Extract to read:
------------------------------------------------------------------------
The block iv uss Vermont the most recent sub that was built, was launched 18 months after being laid down and was commissioned after about 3 years of being laid down. Wonder if there was a refinement in the production program or possibly a reorganisation of the build process? I think the 6-7 year time frame you mentioned was possibly for the earlier blocks.
No probs at all, just a little clarification on the US way of making submarines and the misconception of how the laid down date is not all that is seems with the US compared to the UK, it does not tell the full story.

There are 2 yards in the US that are capable of building nuclear powered submarines, GD Electric Boat and Newport News Shipbuilding.

Each yard is responsible for building specific blocks of each boat, they also take it in turns, think it is still the case, on the reactor plant, blocks are then sent to the required yard for consolidation, they alternate as to who actually put the blocks together and final integration, fitout etc.

The US says laid down when these blocks are brought together for integration and final assembly and fitout, this is what skews the dates, as opposed to the UK only having one yard so they start their "laid down" time from a much earlier stage of block construction and consolidation,

Hope that make sense

Cheers
 

John Newman

The Bunker Group
Agree, it really is a ‘how long is a piece of string’ question when it comes down to timeframes in submarine, or ship, construction.

Usually we only get to know about dates of laying down, launch and eventually commission, some appear to be slow, some appear to be fast.

It would be far more accurate if there was reporting of: first cutting of steel, fabrication of blocks, start/end of block fit out, lay down of first block, consolidation of blocks, launch, final fit out, trials, etc, and finally commission.

Then we would have a much clearer picture of how long production actually takes.
------------------------------------------------------------------------
Given exercise: Continue the discussion of submarine construction timelines from its final sentence onward. The data that follow come from a separate source and are unrelated to the discussion of submarine construction timelines.

Data segment:
------------------------------------------------------------------------
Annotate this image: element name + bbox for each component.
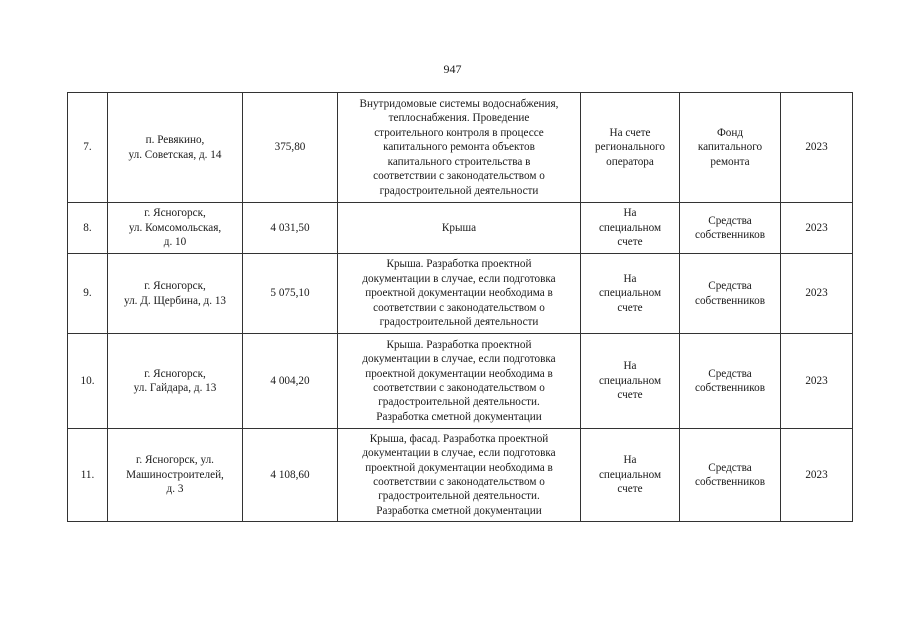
------------------------------------------------------------------------
Written response:
 

vonnoobie

Well-Known Member
To make it very simple the first Block IV boat SSN-792 had the long lead materials ordered on 17 April 2012, She was commissioned on 18 April 2020. Its not just a matter of when you first lay the boat down as I am pretty sure you are confusing that with but rather from when you first order the pieces needed to actually start building it.

They aren't a lego set, Nor can we just pop down to Bunnings and get a DIY kit, You need to cut, shape, weld, bend etc etc all the peices just to make the sections that go into producing the blocks before you can even assemble the blocks into an entire submarine.

It will be 18 months before any direction is truly known, so that puts us into early 2022, If we want US industry to help speed it up it will then depend if said industry actually has the capcity to expand or if it needs an investment to increase capacity as well as if the US will be able to spare any of that capacity to help us or if they need it for their own needs.

Under the very best circumstances if they have the capacity, willing to do so, a design is chosen and negations all done in 18 month period (I know that wont happen) would still be 2030 before first boat. Under a realistic scenario with need to identify design, make changes if needed, negotiate contracts both domestically and internationally, best case dont see long lead materials being ordered until give or take 2025 and another 10 years or so to get the boat built and a couple more to commission it.
 

Bob53

Active Member
Given the USN demand for new Virginia boats I cannot see the US just handing over production slots for Virginias without causing issues in the US politically.

However I think there is the palatable option to increase capacity by set up a line in Australia for building 1 or possibly 2 block sections here and shipping to the US for consolidation. This would increase the overall drum beat and would mean Australian could be contributing to the build line and would not have to build a nuclear industry over night.

The Nuclear capability and increase whole of boat capability could then be ramped up over time. It might mean boat 1-6 are a combined build before we get to the stage of being able to build a full boat. Or possibly never build a full boat but assist with increasing the overall build rate. This delivers several benefits.

1. We can potentially increase the overall build to 3+ boats per year between the 2 countries.
2. There is no need for the initial massive transfer of knowledge that I believe would swamp us.
3. It gives us time to build the capability without slowing the delivery time frames into the late 30s.
4. Its keeps the domestic ship building work force rolling
5. Gives ability to start with the simpler blocks (if there is a such a thing) and build to a complete boat in Australia over time.
6. Potentially keep costs under control.
 

ddxx

Well-Known Member
2. There is no need for the initial massive transfer of knowledge that I believe would swamp us.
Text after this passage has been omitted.